_Provided information_:
-- Begin --
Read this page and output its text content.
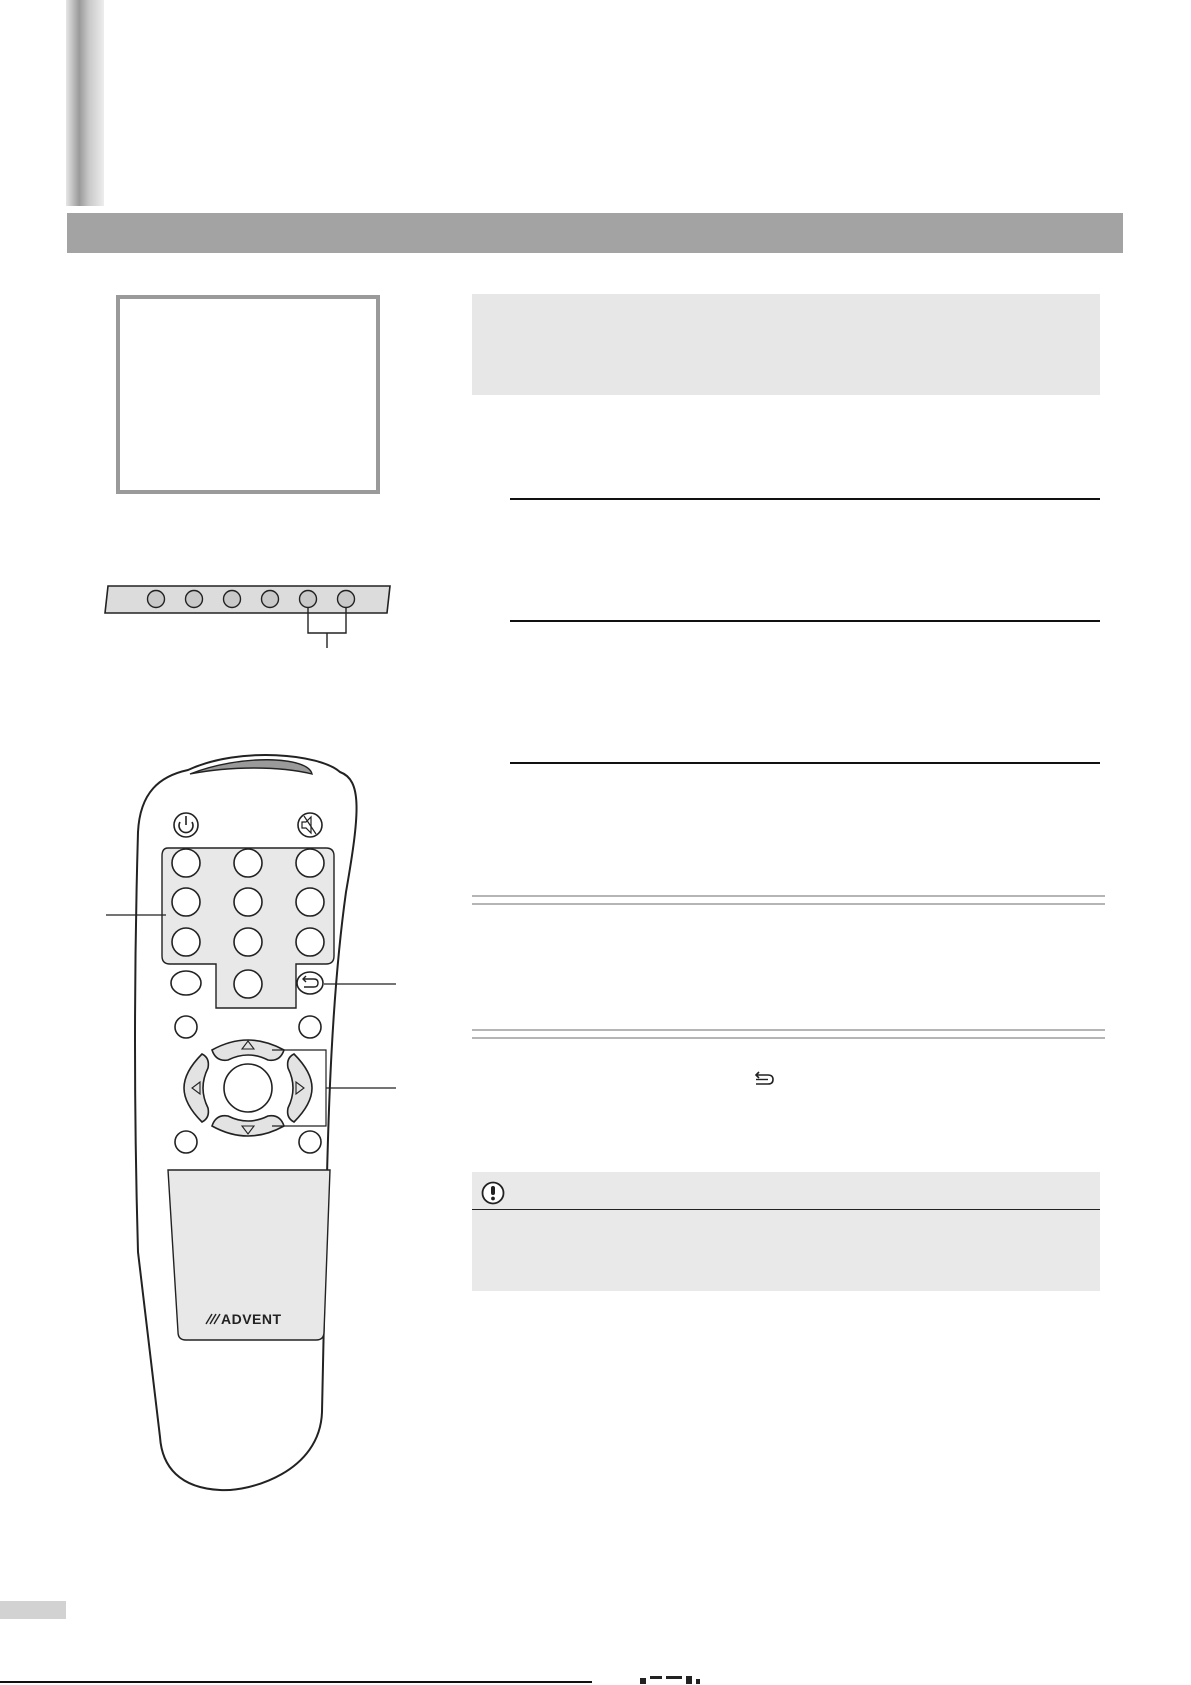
ADVENT
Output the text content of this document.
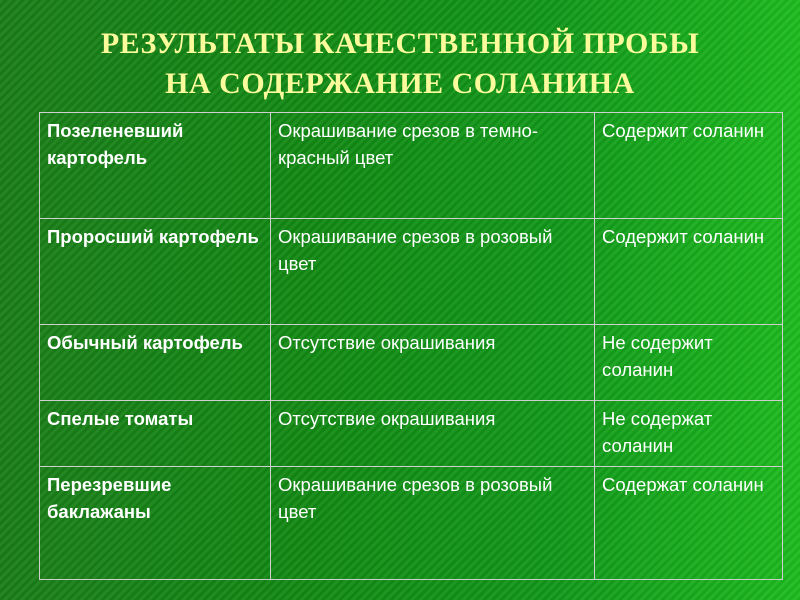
РЕЗУЛЬТАТЫ КАЧЕСТВЕННОЙ ПРОБЫ
НА СОДЕРЖАНИЕ СОЛАНИНА
Позеленевший картофель	Окрашивание срезов в темно-красный цвет	Содержит соланин
Проросший картофель	Окрашивание срезов в розовый цвет	Содержит соланин
Обычный картофель	Отсутствие окрашивания	Не содержит соланин
Спелые томаты	Отсутствие окрашивания	Не содержат соланин
Перезревшие баклажаны	Окрашивание срезов в розовый цвет	Содержат соланин
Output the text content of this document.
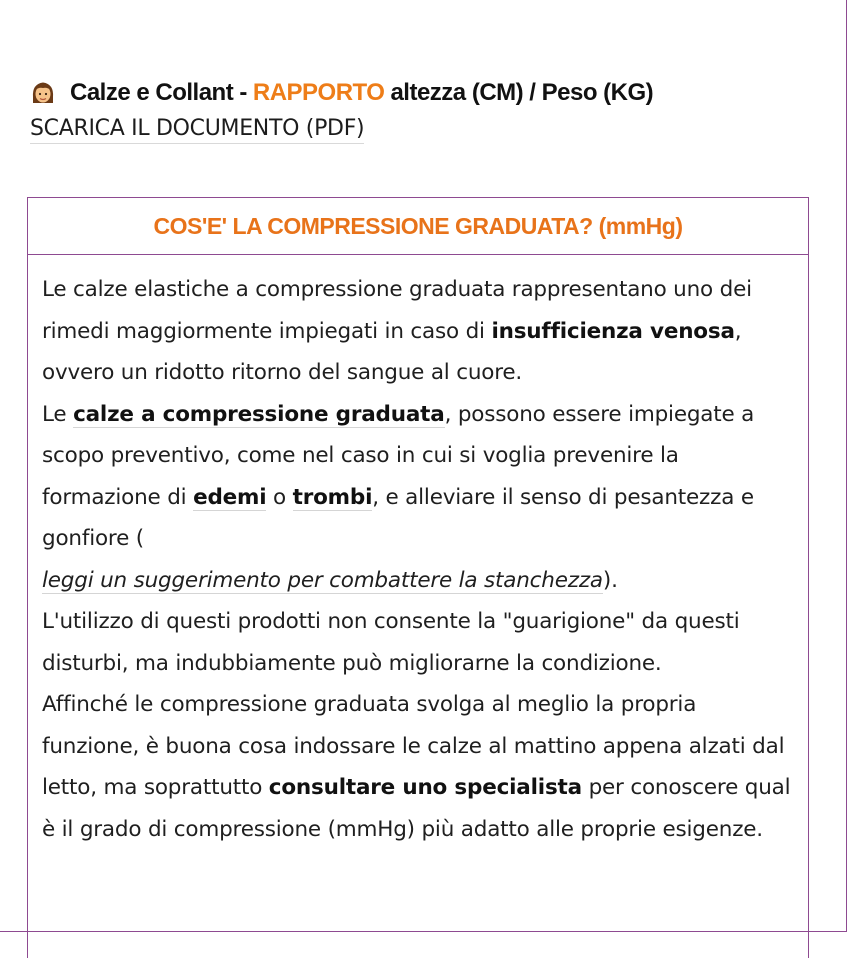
Calze e Collant - RAPPORTO altezza (CM) / Peso (KG)
SCARICA IL DOCUMENTO (PDF)
COS'E' LA COMPRESSIONE GRADUATA? (mmHg)

Le calze elastiche a compressione graduata rappresentano uno dei rimedi maggiormente impiegati in caso di insufficienza venosa, ovvero un ridotto ritorno del sangue al cuore.

Le calze a compressione graduata, possono essere impiegate a scopo preventivo, come nel caso in cui si voglia prevenire la formazione di edemi o trombi, e alleviare il senso di pesantezza e gonfiore (
leggi un suggerimento per combattere la stanchezza).

L'utilizzo di questi prodotti non consente la "guarigione" da questi disturbi, ma indubbiamente può migliorarne la condizione.

Affinché le compressione graduata svolga al meglio la propria funzione, è buona cosa indossare le calze al mattino appena alzati dal letto, ma soprattutto consultare uno specialista per conoscere qual è il grado di compressione (mmHg) più adatto alle proprie esigenze.
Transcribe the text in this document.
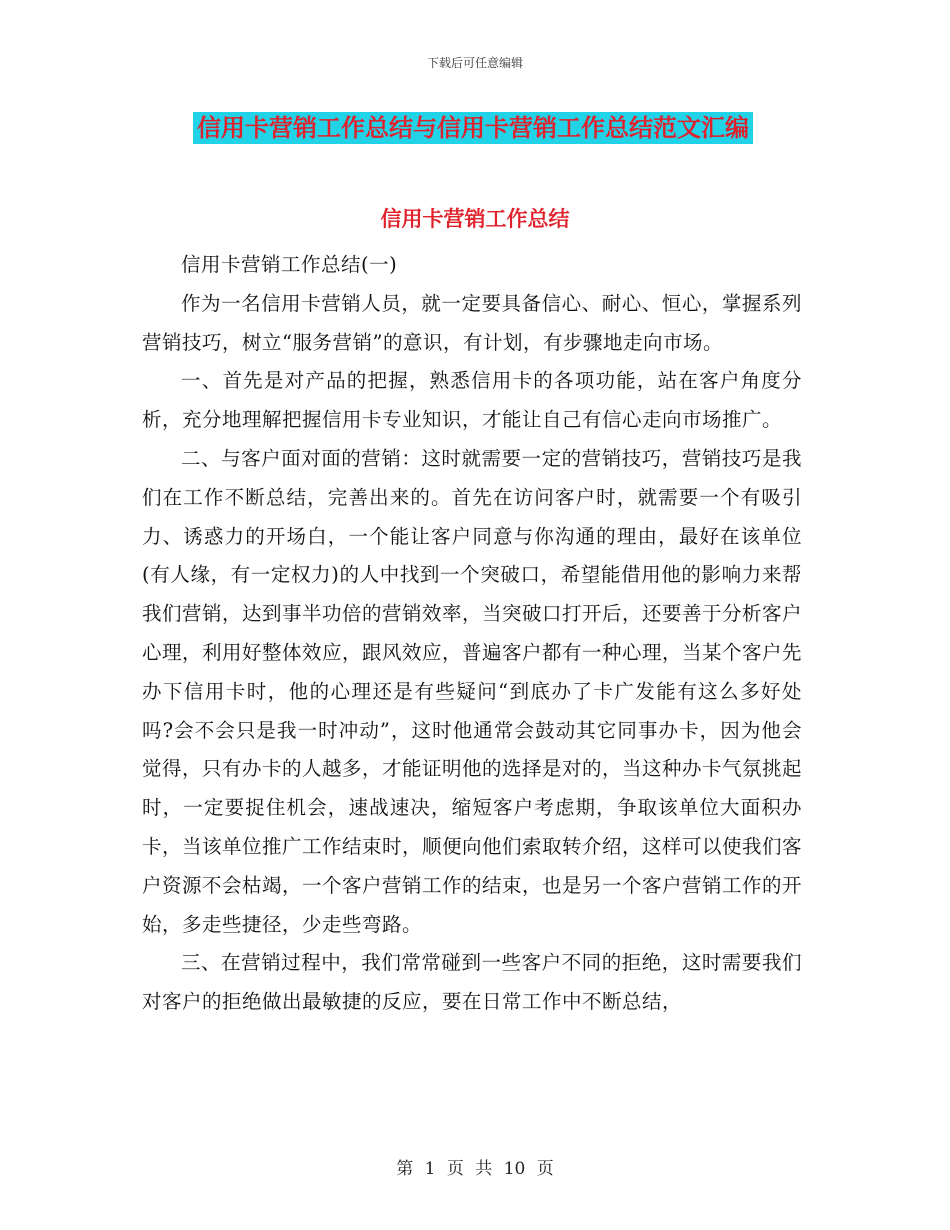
下载后可任意编辑
信用卡营销工作总结与信用卡营销工作总结范文汇编
信用卡营销工作总结

信用卡营销工作总结(一)

作为一名信用卡营销人员，就一定要具备信心、耐心、恒心，掌握系列营销技巧，树立“服务营销”的意识，有计划，有步骤地走向市场。

一、首先是对产品的把握，熟悉信用卡的各项功能，站在客户角度分析，充分地理解把握信用卡专业知识，才能让自己有信心走向市场推广。

二、与客户面对面的营销：这时就需要一定的营销技巧，营销技巧是我们在工作不断总结，完善出来的。首先在访问客户时，就需要一个有吸引力、诱惑力的开场白，一个能让客户同意与你沟通的理由，最好在该单位(有人缘，有一定权力)的人中找到一个突破口，希望能借用他的影响力来帮我们营销，达到事半功倍的营销效率，当突破口打开后，还要善于分析客户心理，利用好整体效应，跟风效应，普遍客户都有一种心理，当某个客户先办下信用卡时，他的心理还是有些疑问“到底办了卡广发能有这么多好处吗?会不会只是我一时冲动”，这时他通常会鼓动其它同事办卡，因为他会觉得，只有办卡的人越多，才能证明他的选择是对的，当这种办卡气氛挑起时，一定要捉住机会，速战速决，缩短客户考虑期，争取该单位大面积办卡，当该单位推广工作结束时，顺便向他们索取转介绍，这样可以使我们客户资源不会枯竭，一个客户营销工作的结束，也是另一个客户营销工作的开始，多走些捷径，少走些弯路。

三、在营销过程中，我们常常碰到一些客户不同的拒绝，这时需要我们对客户的拒绝做出最敏捷的反应，要在日常工作中不断总结，

第 1 页 共 10 页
-- End --
_Problem to work on_: Output exactly the lines from the one containing "Transcribe the text in this document." through the last line of the records above, both included, leaving out any pictures.

_Expected output_:
Transcribe the text in this document.
下载后可任意编辑
信用卡营销工作总结与信用卡营销工作总结范文汇编
信用卡营销工作总结

信用卡营销工作总结(一)

作为一名信用卡营销人员，就一定要具备信心、耐心、恒心，掌握系列营销技巧，树立“服务营销”的意识，有计划，有步骤地走向市场。

一、首先是对产品的把握，熟悉信用卡的各项功能，站在客户角度分析，充分地理解把握信用卡专业知识，才能让自己有信心走向市场推广。

二、与客户面对面的营销：这时就需要一定的营销技巧，营销技巧是我们在工作不断总结，完善出来的。首先在访问客户时，就需要一个有吸引力、诱惑力的开场白，一个能让客户同意与你沟通的理由，最好在该单位(有人缘，有一定权力)的人中找到一个突破口，希望能借用他的影响力来帮我们营销，达到事半功倍的营销效率，当突破口打开后，还要善于分析客户心理，利用好整体效应，跟风效应，普遍客户都有一种心理，当某个客户先办下信用卡时，他的心理还是有些疑问“到底办了卡广发能有这么多好处吗?会不会只是我一时冲动”，这时他通常会鼓动其它同事办卡，因为他会觉得，只有办卡的人越多，才能证明他的选择是对的，当这种办卡气氛挑起时，一定要捉住机会，速战速决，缩短客户考虑期，争取该单位大面积办卡，当该单位推广工作结束时，顺便向他们索取转介绍，这样可以使我们客户资源不会枯竭，一个客户营销工作的结束，也是另一个客户营销工作的开始，多走些捷径，少走些弯路。

三、在营销过程中，我们常常碰到一些客户不同的拒绝，这时需要我们对客户的拒绝做出最敏捷的反应，要在日常工作中不断总结，

第 1 页 共 10 页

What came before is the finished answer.